TUS TAREAS:
1. Reescribe el tramo del texto proporcionado que va de "Esta obra aparece" a "por Altamarea Ediciones." y sustituye "tres años antes" por "un año antes".
2. Según el texto proporcionado, ¿qué editorial publicó el libro La lucha hablada: conversaciones con ETA?

Esta obra aparece tras el libro La lucha hablada: conversaciones con ETA (donde se asistía al relato monolítico y elemental y helador de quienes “representaban a un pueblo que nunca les pidió que lo representaran”, como explicita Gabilondo), asimismo publicado, tres años antes, por Altamarea Ediciones.

Antes de las entrevistas, que son el meollo esencial, se ofrece “una cierta contextualización” que muestra “cuál ha sido el papel de la sociedad vasca en la lucha contra el terrorismo” y una explicación de la condición frente al terrorismo de las propias víctimas que supone 50 de las 224 páginas del libro, a las que se añaden una detallada y breve bibliografía sobre tan necesario asunto, en la que echo profundamente de menos alguna referencia a la voluminosa e imprescindible obra dirigida por el historiador José Antonio Pérez Pérez titulada Historia y memoria del terrorismo en el País Vasco: 1968-1981 (publicada entre 2021 y 2023), de la que tampoco se habla cuando se trata el estado de la cuestión del que parte el propio libro.

MATERIAL DE ORIGEN:
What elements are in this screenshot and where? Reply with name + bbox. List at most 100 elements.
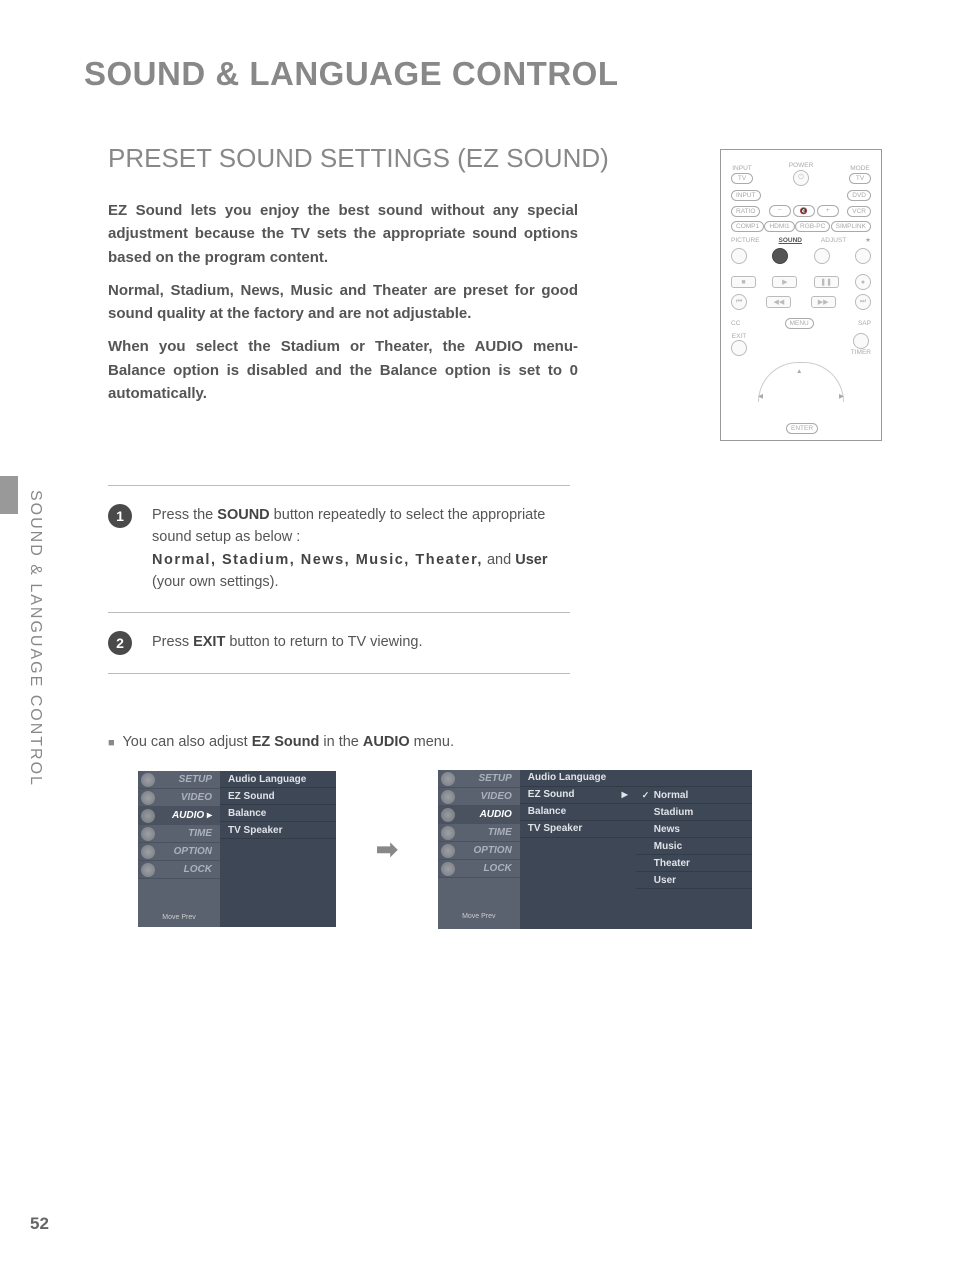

RESPUESTAS:
1.
Esta obra aparece tras el libro La lucha hablada: conversaciones con ETA (donde se asistía al relato monolítico y elemental y helador de quienes “representaban a un pueblo que nunca les pidió que lo representaran”, como explicita Gabilondo), asimismo publicado, un año antes, por Altamarea Ediciones.

2. Lo publicó Altamarea Ediciones.